Transcribe the listing verbatim. Do not carry over any pictures.

> **Records supplied**:

----

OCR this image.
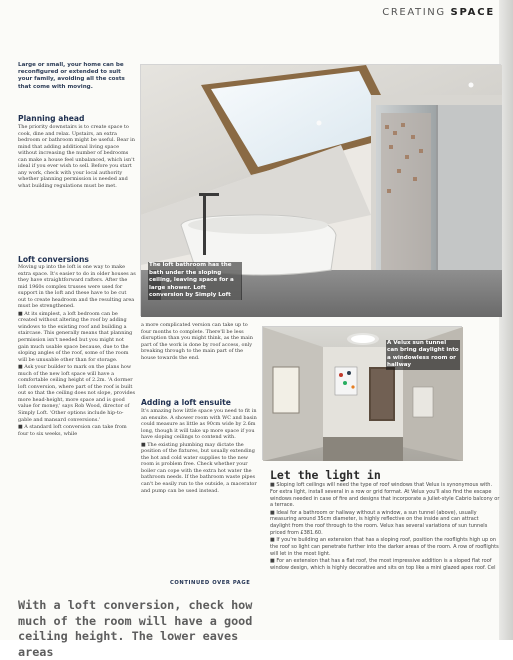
CREATING SPACE
Large or small, your home can be reconfigured or extended to suit your family, avoiding all the costs that come with moving.
Planning ahead

The priority downstairs is to create space to cook, dine and relax. Upstairs, an extra bedroom or bathroom might be useful. Bear in mind that adding additional living space without increasing the number of bedrooms can make a house feel unbalanced, which isn't ideal if you ever wish to sell. Before you start any work, check with your local authority whether planning permission is needed and what building regulations must be met.

Loft conversions

Moving up into the loft is one way to make extra space. It's easier to do in older houses as they have straightforward rafters. After the mid 1960s complex trusses were used for support in the loft and these have to be cut out to create headroom and the resulting area must be strengthened.

■ At its simplest, a loft bedroom can be created without altering the roof by adding windows to the existing roof and building a staircase. This generally means that planning permission isn't needed but you might not gain much usable space because, due to the sloping angles of the roof, some of the room will be unusable other than for storage.

■ Ask your builder to mark on the plans how much of the new loft space will have a comfortable ceiling height of 2.2m. 'A dormer loft conversion, where part of the roof is built out so that the ceiling does not slope, provides more head-height, more space and is good value for money,' says Rob Wood, director of Simply Loft. 'Other options include hip-to-gable and mansard conversions.'

■ A standard loft conversion can take from four to six weeks, while

The loft bathroom has the bath under the sloping ceiling, leaving space for a large shower. Loft conversion by Simply Loft

a more complicated version can take up to four months to complete. There'll be less disruption than you might think, as the main part of the work is done by roof access, only breaking through to the main part of the house towards the end.

Adding a loft ensuite

It's amazing how little space you need to fit in an ensuite. A shower room with WC and basin could measure as little as 90cm wide by 2.6m long, though it will take up more space if you have sloping ceilings to contend with.

■ The existing plumbing may dictate the position of the fixtures, but usually extending the hot and cold water supplies to the new room is problem free. Check whether your boiler can cope with the extra hot water the bathroom needs. If the bathroom waste pipes can't be easily run to the outside, a macerator and pump can be used instead.

CONTINUED OVER PAGE
A Velux sun tunnel can bring daylight into a windowless room or hallway
Let the light in

■ Sloping loft ceilings will need the type of roof windows that Velux is synonymous with. For extra light, install several in a row or grid format. At Velux you'll also find the escape windows needed in case of fire and designs that incorporate a Juliet-style Cabrio balcony or a terrace.

■ Ideal for a bathroom or hallway without a window, a sun tunnel (above), usually measuring around 35cm diameter, is highly reflective on the inside and can attract daylight from the roof through to the room. Velux has several variations of sun tunnels priced from £381.60.

■ If you're building an extension that has a sloping roof, position the rooflights high up on the roof so light can penetrate further into the darker areas of the room. A row of rooflights will let in the most light.

■ For an extension that has a flat roof, the most impressive addition is a sloped flat roof window design, which is highly decorative and sits on top like a mini glazed apex roof. Cel

With a loft conversion, check how much of the room will have a good ceiling height. The lower eaves areas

----

> **Result below**:
OCR this image.
CREATING SPACE
Large or small, your home can be reconfigured or extended to suit your family, avoiding all the costs that come with moving.
Planning ahead

The priority downstairs is to create space to cook, dine and relax. Upstairs, an extra bedroom or bathroom might be useful. Bear in mind that adding additional living space without increasing the number of bedrooms can make a house feel unbalanced, which isn't ideal if you ever wish to sell. Before you start any work, check with your local authority whether planning permission is needed and what building regulations must be met.

Loft conversions

Moving up into the loft is one way to make extra space. It's easier to do in older houses as they have straightforward rafters. After the mid 1960s complex trusses were used for support in the loft and these have to be cut out to create headroom and the resulting area must be strengthened.

■ At its simplest, a loft bedroom can be created without altering the roof by adding windows to the existing roof and building a staircase. This generally means that planning permission isn't needed but you might not gain much usable space because, due to the sloping angles of the roof, some of the room will be unusable other than for storage.

■ Ask your builder to mark on the plans how much of the new loft space will have a comfortable ceiling height of 2.2m. 'A dormer loft conversion, where part of the roof is built out so that the ceiling does not slope, provides more head-height, more space and is good value for money,' says Rob Wood, director of Simply Loft. 'Other options include hip-to-gable and mansard conversions.'

■ A standard loft conversion can take from four to six weeks, while

The loft bathroom has the bath under the sloping ceiling, leaving space for a large shower. Loft conversion by Simply Loft

a more complicated version can take up to four months to complete. There'll be less disruption than you might think, as the main part of the work is done by roof access, only breaking through to the main part of the house towards the end.

Adding a loft ensuite

It's amazing how little space you need to fit in an ensuite. A shower room with WC and basin could measure as little as 90cm wide by 2.6m long, though it will take up more space if you have sloping ceilings to contend with.

■ The existing plumbing may dictate the position of the fixtures, but usually extending the hot and cold water supplies to the new room is problem free. Check whether your boiler can cope with the extra hot water the bathroom needs. If the bathroom waste pipes can't be easily run to the outside, a macerator and pump can be used instead.

CONTINUED OVER PAGE
A Velux sun tunnel can bring daylight into a windowless room or hallway
Let the light in

■ Sloping loft ceilings will need the type of roof windows that Velux is synonymous with. For extra light, install several in a row or grid format. At Velux you'll also find the escape windows needed in case of fire and designs that incorporate a Juliet-style Cabrio balcony or a terrace.

■ Ideal for a bathroom or hallway without a window, a sun tunnel (above), usually measuring around 35cm diameter, is highly reflective on the inside and can attract daylight from the roof through to the room. Velux has several variations of sun tunnels priced from £381.60.

■ If you're building an extension that has a sloping roof, position the rooflights high up on the roof so light can penetrate further into the darker areas of the room. A row of rooflights will let in the most light.

■ For an extension that has a flat roof, the most impressive addition is a sloped flat roof window design, which is highly decorative and sits on top like a mini glazed apex roof. Cel

With a loft conversion, check how much of the room will have a good ceiling height. The lower eaves areas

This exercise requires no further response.